#### Dataset content:
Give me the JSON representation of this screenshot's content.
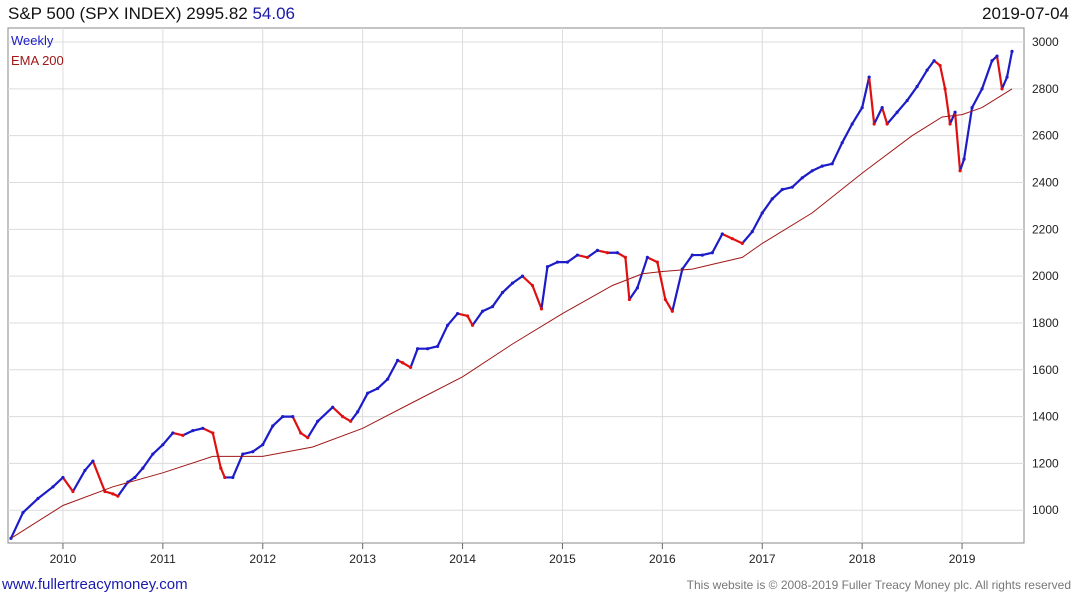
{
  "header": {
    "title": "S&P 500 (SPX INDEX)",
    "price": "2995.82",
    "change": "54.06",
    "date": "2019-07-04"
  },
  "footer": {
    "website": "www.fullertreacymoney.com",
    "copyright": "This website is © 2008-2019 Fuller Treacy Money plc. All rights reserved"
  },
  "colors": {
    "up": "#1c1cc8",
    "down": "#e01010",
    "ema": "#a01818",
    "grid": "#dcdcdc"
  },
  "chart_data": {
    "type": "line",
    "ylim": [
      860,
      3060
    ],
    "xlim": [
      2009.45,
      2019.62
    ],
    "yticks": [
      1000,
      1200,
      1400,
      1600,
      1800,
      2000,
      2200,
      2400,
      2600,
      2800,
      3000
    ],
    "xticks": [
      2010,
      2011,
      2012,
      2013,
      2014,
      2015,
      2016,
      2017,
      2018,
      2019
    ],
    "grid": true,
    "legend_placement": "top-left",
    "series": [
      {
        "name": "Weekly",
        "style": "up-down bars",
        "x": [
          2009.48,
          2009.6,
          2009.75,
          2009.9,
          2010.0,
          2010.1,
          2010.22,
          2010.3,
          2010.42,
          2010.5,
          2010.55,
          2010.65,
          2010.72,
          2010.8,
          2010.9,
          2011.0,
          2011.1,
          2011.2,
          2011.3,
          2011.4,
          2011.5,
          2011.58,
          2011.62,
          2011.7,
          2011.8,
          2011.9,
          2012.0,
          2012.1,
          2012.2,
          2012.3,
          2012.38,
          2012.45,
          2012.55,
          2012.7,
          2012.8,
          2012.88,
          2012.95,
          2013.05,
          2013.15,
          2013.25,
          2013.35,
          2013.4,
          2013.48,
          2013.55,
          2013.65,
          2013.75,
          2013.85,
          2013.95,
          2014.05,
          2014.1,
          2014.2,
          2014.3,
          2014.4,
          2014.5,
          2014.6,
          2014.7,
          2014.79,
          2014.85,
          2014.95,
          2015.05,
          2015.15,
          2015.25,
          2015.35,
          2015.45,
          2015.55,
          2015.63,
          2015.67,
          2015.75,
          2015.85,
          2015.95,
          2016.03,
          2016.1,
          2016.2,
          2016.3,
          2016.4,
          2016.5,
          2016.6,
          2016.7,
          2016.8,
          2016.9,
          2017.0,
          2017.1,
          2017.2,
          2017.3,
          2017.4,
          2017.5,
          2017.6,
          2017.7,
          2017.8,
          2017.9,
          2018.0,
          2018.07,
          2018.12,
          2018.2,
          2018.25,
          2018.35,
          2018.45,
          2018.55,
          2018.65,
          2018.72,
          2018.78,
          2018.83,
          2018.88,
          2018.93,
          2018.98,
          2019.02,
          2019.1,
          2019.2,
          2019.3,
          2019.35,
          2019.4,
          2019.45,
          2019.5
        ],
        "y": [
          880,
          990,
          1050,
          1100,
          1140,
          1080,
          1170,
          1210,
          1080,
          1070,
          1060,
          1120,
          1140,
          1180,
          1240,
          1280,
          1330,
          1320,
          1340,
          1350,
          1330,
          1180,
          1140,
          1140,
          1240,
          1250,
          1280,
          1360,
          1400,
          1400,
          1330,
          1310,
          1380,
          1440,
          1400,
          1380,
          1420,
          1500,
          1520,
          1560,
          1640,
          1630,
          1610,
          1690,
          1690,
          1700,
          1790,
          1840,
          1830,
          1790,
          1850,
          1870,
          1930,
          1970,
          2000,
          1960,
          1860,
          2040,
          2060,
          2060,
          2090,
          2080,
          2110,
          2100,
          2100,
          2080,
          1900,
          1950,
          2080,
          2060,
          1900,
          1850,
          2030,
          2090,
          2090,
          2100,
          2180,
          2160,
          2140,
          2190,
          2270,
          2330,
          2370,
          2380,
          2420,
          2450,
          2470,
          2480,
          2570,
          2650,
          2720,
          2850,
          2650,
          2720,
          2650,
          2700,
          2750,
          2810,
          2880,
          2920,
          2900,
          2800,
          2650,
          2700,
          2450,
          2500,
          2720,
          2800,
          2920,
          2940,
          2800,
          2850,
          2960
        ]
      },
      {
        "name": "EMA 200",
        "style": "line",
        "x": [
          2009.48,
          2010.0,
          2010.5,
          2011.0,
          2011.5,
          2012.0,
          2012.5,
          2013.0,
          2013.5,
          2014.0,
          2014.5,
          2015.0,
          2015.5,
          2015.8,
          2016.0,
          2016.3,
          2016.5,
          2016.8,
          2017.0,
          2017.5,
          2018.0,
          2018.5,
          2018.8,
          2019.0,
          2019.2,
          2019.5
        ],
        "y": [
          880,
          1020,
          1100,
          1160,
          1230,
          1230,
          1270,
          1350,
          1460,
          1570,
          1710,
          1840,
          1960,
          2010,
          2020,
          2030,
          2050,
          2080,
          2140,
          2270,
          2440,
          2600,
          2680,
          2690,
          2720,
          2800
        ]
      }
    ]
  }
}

#### What you are asked to do:
With the pictures left out, transcribe the material exactly.

#### Result of the task:
Give me the JSON representation of this screenshot's content.
{
  "header": {
    "title": "S&P 500 (SPX INDEX)",
    "price": "2995.82",
    "change": "54.06",
    "date": "2019-07-04"
  },
  "footer": {
    "website": "www.fullertreacymoney.com",
    "copyright": "This website is © 2008-2019 Fuller Treacy Money plc. All rights reserved"
  },
  "colors": {
    "up": "#1c1cc8",
    "down": "#e01010",
    "ema": "#a01818",
    "grid": "#dcdcdc"
  },
  "chart_data": {
    "type": "line",
    "ylim": [
      860,
      3060
    ],
    "xlim": [
      2009.45,
      2019.62
    ],
    "yticks": [
      1000,
      1200,
      1400,
      1600,
      1800,
      2000,
      2200,
      2400,
      2600,
      2800,
      3000
    ],
    "xticks": [
      2010,
      2011,
      2012,
      2013,
      2014,
      2015,
      2016,
      2017,
      2018,
      2019
    ],
    "grid": true,
    "legend_placement": "top-left",
    "series": [
      {
        "name": "Weekly",
        "style": "up-down bars",
        "x": [
          2009.48,
          2009.6,
          2009.75,
          2009.9,
          2010.0,
          2010.1,
          2010.22,
          2010.3,
          2010.42,
          2010.5,
          2010.55,
          2010.65,
          2010.72,
          2010.8,
          2010.9,
          2011.0,
          2011.1,
          2011.2,
          2011.3,
          2011.4,
          2011.5,
          2011.58,
          2011.62,
          2011.7,
          2011.8,
          2011.9,
          2012.0,
          2012.1,
          2012.2,
          2012.3,
          2012.38,
          2012.45,
          2012.55,
          2012.7,
          2012.8,
          2012.88,
          2012.95,
          2013.05,
          2013.15,
          2013.25,
          2013.35,
          2013.4,
          2013.48,
          2013.55,
          2013.65,
          2013.75,
          2013.85,
          2013.95,
          2014.05,
          2014.1,
          2014.2,
          2014.3,
          2014.4,
          2014.5,
          2014.6,
          2014.7,
          2014.79,
          2014.85,
          2014.95,
          2015.05,
          2015.15,
          2015.25,
          2015.35,
          2015.45,
          2015.55,
          2015.63,
          2015.67,
          2015.75,
          2015.85,
          2015.95,
          2016.03,
          2016.1,
          2016.2,
          2016.3,
          2016.4,
          2016.5,
          2016.6,
          2016.7,
          2016.8,
          2016.9,
          2017.0,
          2017.1,
          2017.2,
          2017.3,
          2017.4,
          2017.5,
          2017.6,
          2017.7,
          2017.8,
          2017.9,
          2018.0,
          2018.07,
          2018.12,
          2018.2,
          2018.25,
          2018.35,
          2018.45,
          2018.55,
          2018.65,
          2018.72,
          2018.78,
          2018.83,
          2018.88,
          2018.93,
          2018.98,
          2019.02,
          2019.1,
          2019.2,
          2019.3,
          2019.35,
          2019.4,
          2019.45,
          2019.5
        ],
        "y": [
          880,
          990,
          1050,
          1100,
          1140,
          1080,
          1170,
          1210,
          1080,
          1070,
          1060,
          1120,
          1140,
          1180,
          1240,
          1280,
          1330,
          1320,
          1340,
          1350,
          1330,
          1180,
          1140,
          1140,
          1240,
          1250,
          1280,
          1360,
          1400,
          1400,
          1330,
          1310,
          1380,
          1440,
          1400,
          1380,
          1420,
          1500,
          1520,
          1560,
          1640,
          1630,
          1610,
          1690,
          1690,
          1700,
          1790,
          1840,
          1830,
          1790,
          1850,
          1870,
          1930,
          1970,
          2000,
          1960,
          1860,
          2040,
          2060,
          2060,
          2090,
          2080,
          2110,
          2100,
          2100,
          2080,
          1900,
          1950,
          2080,
          2060,
          1900,
          1850,
          2030,
          2090,
          2090,
          2100,
          2180,
          2160,
          2140,
          2190,
          2270,
          2330,
          2370,
          2380,
          2420,
          2450,
          2470,
          2480,
          2570,
          2650,
          2720,
          2850,
          2650,
          2720,
          2650,
          2700,
          2750,
          2810,
          2880,
          2920,
          2900,
          2800,
          2650,
          2700,
          2450,
          2500,
          2720,
          2800,
          2920,
          2940,
          2800,
          2850,
          2960
        ]
      },
      {
        "name": "EMA 200",
        "style": "line",
        "x": [
          2009.48,
          2010.0,
          2010.5,
          2011.0,
          2011.5,
          2012.0,
          2012.5,
          2013.0,
          2013.5,
          2014.0,
          2014.5,
          2015.0,
          2015.5,
          2015.8,
          2016.0,
          2016.3,
          2016.5,
          2016.8,
          2017.0,
          2017.5,
          2018.0,
          2018.5,
          2018.8,
          2019.0,
          2019.2,
          2019.5
        ],
        "y": [
          880,
          1020,
          1100,
          1160,
          1230,
          1230,
          1270,
          1350,
          1460,
          1570,
          1710,
          1840,
          1960,
          2010,
          2020,
          2030,
          2050,
          2080,
          2140,
          2270,
          2440,
          2600,
          2680,
          2690,
          2720,
          2800
        ]
      }
    ]
  }
}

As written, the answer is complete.